▶ _MATERIAL TO PROCESS_
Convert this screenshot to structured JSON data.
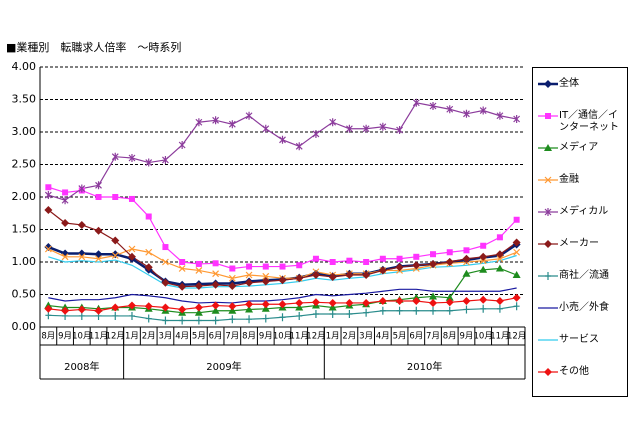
{
  "chart_data": {
    "type": "line",
    "title": "■業種別　転職求人倍率　～時系列",
    "categories": [
      "8月",
      "9月",
      "10月",
      "11月",
      "12月",
      "1月",
      "2月",
      "3月",
      "4月",
      "5月",
      "6月",
      "7月",
      "8月",
      "9月",
      "10月",
      "11月",
      "12月",
      "1月",
      "2月",
      "3月",
      "4月",
      "5月",
      "6月",
      "7月",
      "8月",
      "9月",
      "10月",
      "11月",
      "12月"
    ],
    "years": [
      "2008年",
      "2009年",
      "2010年"
    ],
    "ylim": [
      0,
      4
    ],
    "yticks": [
      {
        "value": 0,
        "label": "0.00"
      },
      {
        "value": 0.5,
        "label": "0.50"
      },
      {
        "value": 1,
        "label": "1.00"
      },
      {
        "value": 1.5,
        "label": "1.50"
      },
      {
        "value": 2,
        "label": "2.00"
      },
      {
        "value": 2.5,
        "label": "2.50"
      },
      {
        "value": 3,
        "label": "3.00"
      },
      {
        "value": 3.5,
        "label": "3.50"
      },
      {
        "value": 4,
        "label": "4.00"
      }
    ],
    "grid": true,
    "legend": "right",
    "series": [
      {
        "name": "全体",
        "color": "#0a1e6e",
        "marker": "diamond",
        "values": [
          1.23,
          1.13,
          1.13,
          1.12,
          1.12,
          1.05,
          0.88,
          0.7,
          0.65,
          0.66,
          0.67,
          0.67,
          0.7,
          0.72,
          0.73,
          0.76,
          0.82,
          0.78,
          0.82,
          0.82,
          0.88,
          0.93,
          0.95,
          0.97,
          1.0,
          1.03,
          1.07,
          1.1,
          1.27
        ]
      },
      {
        "name": "IT／通信／インターネット",
        "color": "#ff33ff",
        "marker": "square",
        "values": [
          2.15,
          2.07,
          2.1,
          2.0,
          2.0,
          1.97,
          1.7,
          1.23,
          1.0,
          0.97,
          0.98,
          0.9,
          0.93,
          0.93,
          0.93,
          0.95,
          1.05,
          1.0,
          1.02,
          1.0,
          1.05,
          1.05,
          1.08,
          1.12,
          1.15,
          1.18,
          1.25,
          1.38,
          1.65
        ]
      },
      {
        "name": "メディア",
        "color": "#1e8c1e",
        "marker": "triangle",
        "values": [
          0.33,
          0.3,
          0.3,
          0.28,
          0.3,
          0.3,
          0.28,
          0.25,
          0.22,
          0.22,
          0.25,
          0.25,
          0.27,
          0.28,
          0.3,
          0.3,
          0.33,
          0.3,
          0.33,
          0.35,
          0.4,
          0.42,
          0.45,
          0.47,
          0.45,
          0.82,
          0.88,
          0.9,
          0.8
        ]
      },
      {
        "name": "金融",
        "color": "#ff9933",
        "marker": "x",
        "values": [
          1.2,
          1.08,
          1.08,
          1.05,
          1.1,
          1.2,
          1.15,
          1.0,
          0.9,
          0.87,
          0.82,
          0.75,
          0.8,
          0.78,
          0.75,
          0.75,
          0.85,
          0.8,
          0.82,
          0.82,
          0.87,
          0.87,
          0.9,
          0.95,
          0.98,
          1.0,
          1.02,
          1.05,
          1.15
        ]
      },
      {
        "name": "メディカル",
        "color": "#8c3c9c",
        "marker": "star",
        "values": [
          2.03,
          1.95,
          2.13,
          2.18,
          2.62,
          2.6,
          2.53,
          2.57,
          2.8,
          3.15,
          3.18,
          3.12,
          3.25,
          3.05,
          2.88,
          2.78,
          2.97,
          3.15,
          3.05,
          3.05,
          3.08,
          3.03,
          3.45,
          3.4,
          3.35,
          3.28,
          3.33,
          3.25,
          3.2
        ]
      },
      {
        "name": "メーカー",
        "color": "#8b1a1a",
        "marker": "diamond",
        "values": [
          1.8,
          1.6,
          1.57,
          1.48,
          1.33,
          1.08,
          0.92,
          0.68,
          0.62,
          0.63,
          0.65,
          0.63,
          0.68,
          0.7,
          0.72,
          0.75,
          0.8,
          0.77,
          0.8,
          0.8,
          0.87,
          0.92,
          0.95,
          0.97,
          1.0,
          1.05,
          1.08,
          1.12,
          1.3
        ]
      },
      {
        "name": "商社／流通",
        "color": "#2a8c8c",
        "marker": "plus",
        "values": [
          0.18,
          0.17,
          0.17,
          0.17,
          0.17,
          0.17,
          0.13,
          0.1,
          0.1,
          0.1,
          0.1,
          0.12,
          0.12,
          0.13,
          0.15,
          0.17,
          0.2,
          0.2,
          0.2,
          0.22,
          0.25,
          0.25,
          0.25,
          0.25,
          0.25,
          0.27,
          0.28,
          0.28,
          0.32
        ]
      },
      {
        "name": "小売／外食",
        "color": "#1a1aa0",
        "marker": "none",
        "values": [
          0.45,
          0.4,
          0.42,
          0.42,
          0.45,
          0.5,
          0.48,
          0.45,
          0.4,
          0.37,
          0.38,
          0.37,
          0.4,
          0.4,
          0.42,
          0.45,
          0.5,
          0.48,
          0.5,
          0.52,
          0.55,
          0.58,
          0.58,
          0.55,
          0.55,
          0.55,
          0.55,
          0.55,
          0.6
        ]
      },
      {
        "name": "サービス",
        "color": "#33ccee",
        "marker": "none",
        "values": [
          1.08,
          1.0,
          1.02,
          1.0,
          1.03,
          0.95,
          0.8,
          0.65,
          0.6,
          0.6,
          0.62,
          0.62,
          0.63,
          0.65,
          0.67,
          0.7,
          0.75,
          0.72,
          0.75,
          0.77,
          0.82,
          0.85,
          0.88,
          0.92,
          0.93,
          0.95,
          0.98,
          1.02,
          1.1
        ]
      },
      {
        "name": "その他",
        "color": "#ee1111",
        "marker": "diamond",
        "values": [
          0.28,
          0.25,
          0.27,
          0.25,
          0.3,
          0.33,
          0.32,
          0.3,
          0.27,
          0.3,
          0.33,
          0.32,
          0.35,
          0.35,
          0.35,
          0.37,
          0.38,
          0.37,
          0.37,
          0.37,
          0.4,
          0.4,
          0.4,
          0.37,
          0.38,
          0.4,
          0.42,
          0.4,
          0.45
        ]
      }
    ]
  }
}
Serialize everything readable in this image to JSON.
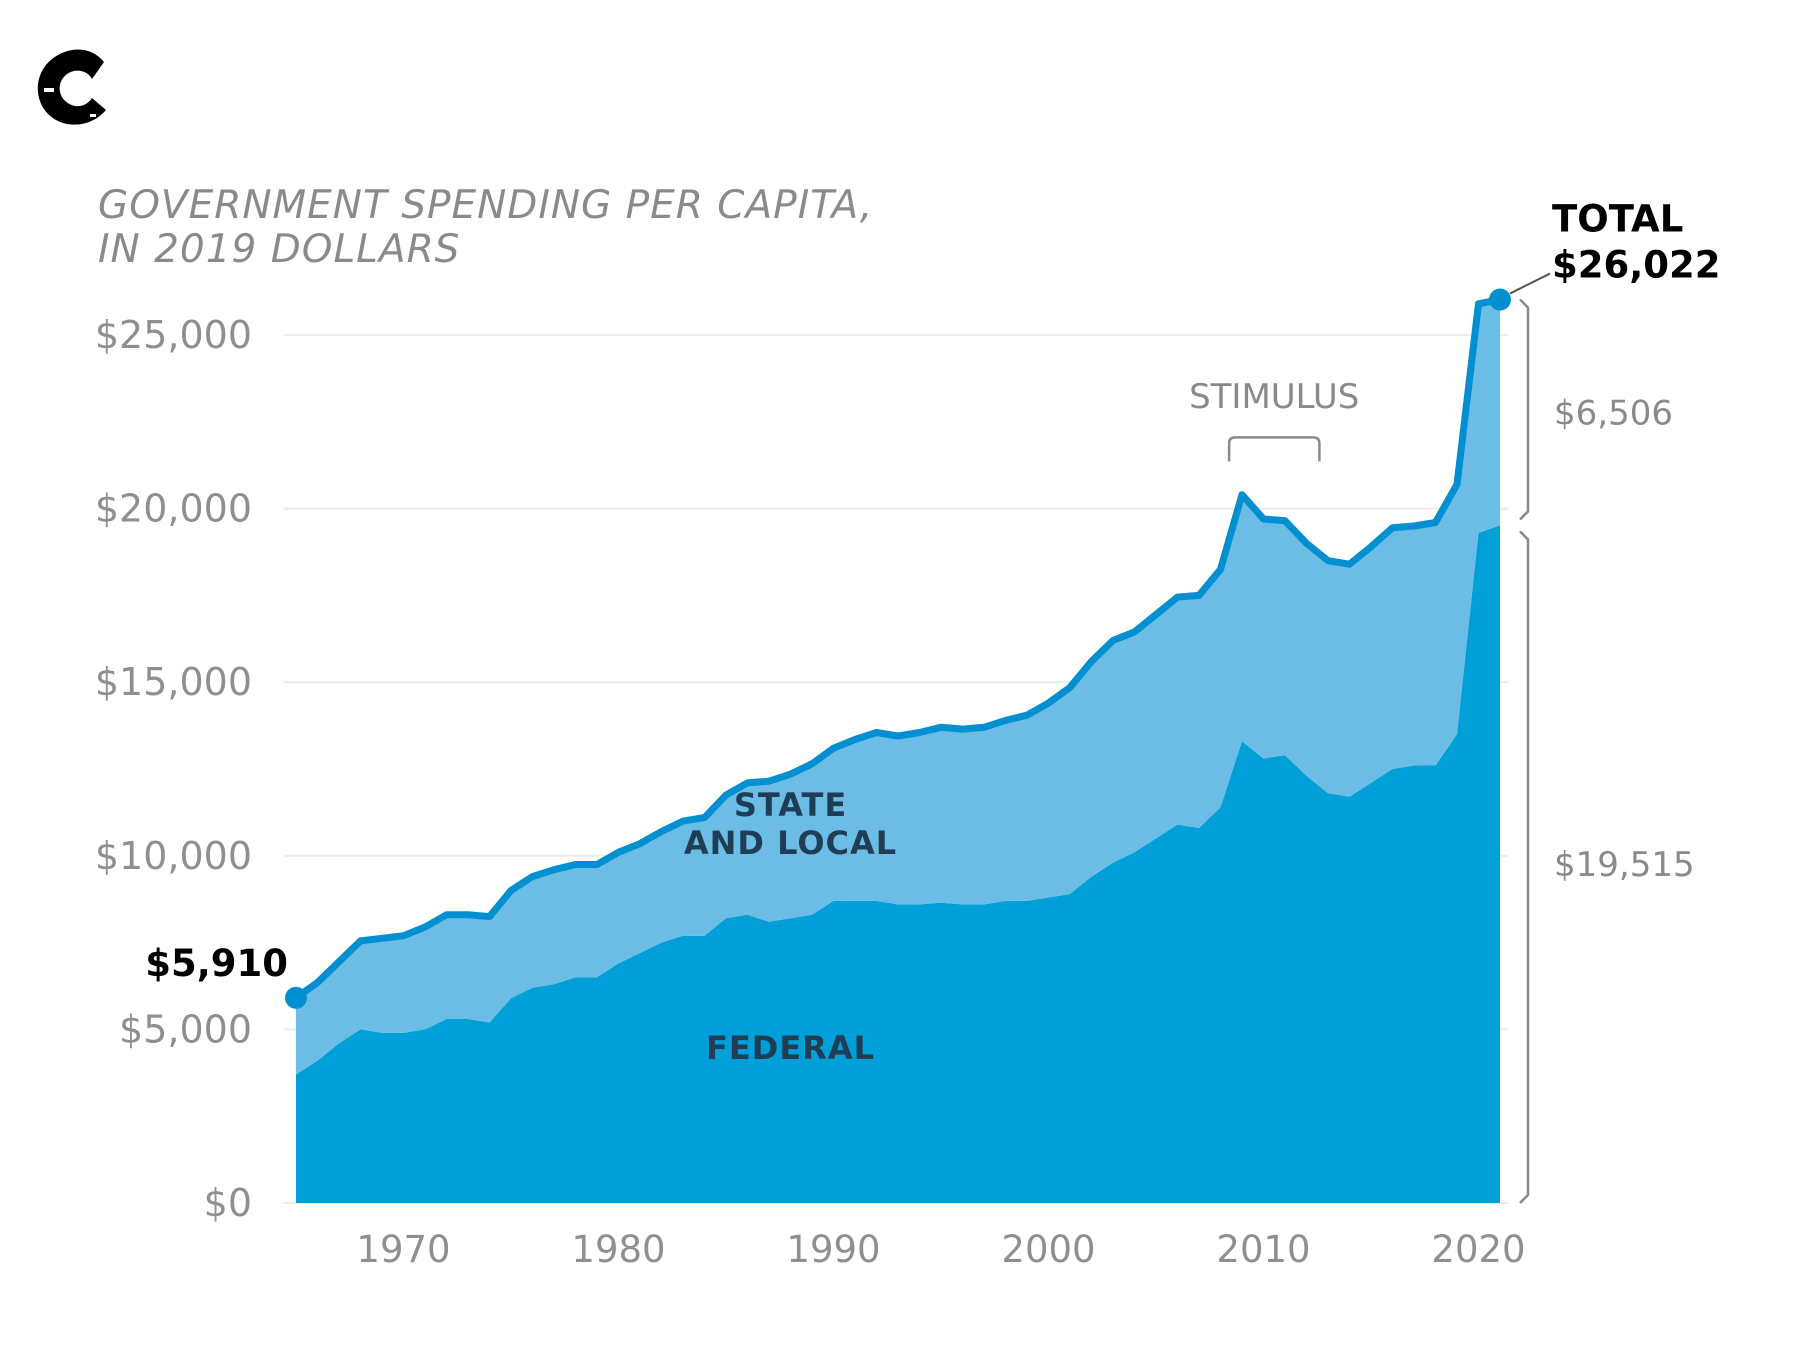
{
  "logo": {
    "letter": "C"
  },
  "chart_data": {
    "type": "area",
    "title": [
      "GOVERNMENT SPENDING PER CAPITA,",
      "IN 2019 DOLLARS"
    ],
    "xlabel": "",
    "ylabel": "",
    "xlim": [
      1965,
      2021
    ],
    "ylim": [
      0,
      25000
    ],
    "grid": true,
    "x_ticks": [
      1970,
      1980,
      1990,
      2000,
      2010,
      2020
    ],
    "y_ticks": [
      {
        "value": 0,
        "label": "$0"
      },
      {
        "value": 5000,
        "label": "$5,000"
      },
      {
        "value": 10000,
        "label": "$10,000"
      },
      {
        "value": 15000,
        "label": "$15,000"
      },
      {
        "value": 20000,
        "label": "$20,000"
      },
      {
        "value": 25000,
        "label": "$25,000"
      }
    ],
    "x": [
      1965,
      1966,
      1967,
      1968,
      1969,
      1970,
      1971,
      1972,
      1973,
      1974,
      1975,
      1976,
      1977,
      1978,
      1979,
      1980,
      1981,
      1982,
      1983,
      1984,
      1985,
      1986,
      1987,
      1988,
      1989,
      1990,
      1991,
      1992,
      1993,
      1994,
      1995,
      1996,
      1997,
      1998,
      1999,
      2000,
      2001,
      2002,
      2003,
      2004,
      2005,
      2006,
      2007,
      2008,
      2009,
      2010,
      2011,
      2012,
      2013,
      2014,
      2015,
      2016,
      2017,
      2018,
      2019,
      2020,
      2021
    ],
    "series": [
      {
        "name": "FEDERAL",
        "color": "#009fd8",
        "values": [
          3700,
          4100,
          4600,
          5000,
          4900,
          4900,
          5000,
          5300,
          5300,
          5200,
          5900,
          6200,
          6300,
          6500,
          6500,
          6900,
          7200,
          7500,
          7700,
          7700,
          8200,
          8300,
          8100,
          8200,
          8300,
          8700,
          8700,
          8700,
          8600,
          8600,
          8650,
          8600,
          8600,
          8700,
          8700,
          8800,
          8900,
          9400,
          9800,
          10100,
          10500,
          10900,
          10800,
          11400,
          13300,
          12800,
          12900,
          12300,
          11800,
          11700,
          12100,
          12500,
          12600,
          12600,
          13500,
          19300,
          19515
        ]
      },
      {
        "name": "STATE AND LOCAL",
        "color": "#6cbde6",
        "values": [
          2210,
          2250,
          2350,
          2550,
          2720,
          2800,
          2950,
          3000,
          3000,
          3050,
          3100,
          3200,
          3300,
          3250,
          3250,
          3200,
          3150,
          3200,
          3300,
          3400,
          3550,
          3800,
          4050,
          4150,
          4350,
          4400,
          4650,
          4850,
          4850,
          4950,
          5050,
          5050,
          5100,
          5200,
          5350,
          5600,
          5950,
          6200,
          6400,
          6350,
          6450,
          6550,
          6700,
          6850,
          7100,
          6900,
          6750,
          6700,
          6700,
          6700,
          6800,
          6950,
          6900,
          7000,
          7200,
          6600,
          6506
        ]
      }
    ],
    "total_line_color": "#008fd0",
    "annotations": {
      "start_value": "$5,910",
      "end_total_label": "TOTAL",
      "end_total_value": "$26,022",
      "stimulus_label": "STIMULUS",
      "stimulus_range": [
        2009,
        2013
      ],
      "state_bracket_label": "$6,506",
      "federal_bracket_label": "$19,515"
    },
    "series_labels": [
      "STATE",
      "AND LOCAL",
      "FEDERAL"
    ]
  }
}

▶ _REQUIRED TASK_
Pull out each line of the records holding the string "JSON".

▶ _RIGHT ANSWER_
Convert this screenshot to structured JSON data.
Serialize everything readable in this image to JSON.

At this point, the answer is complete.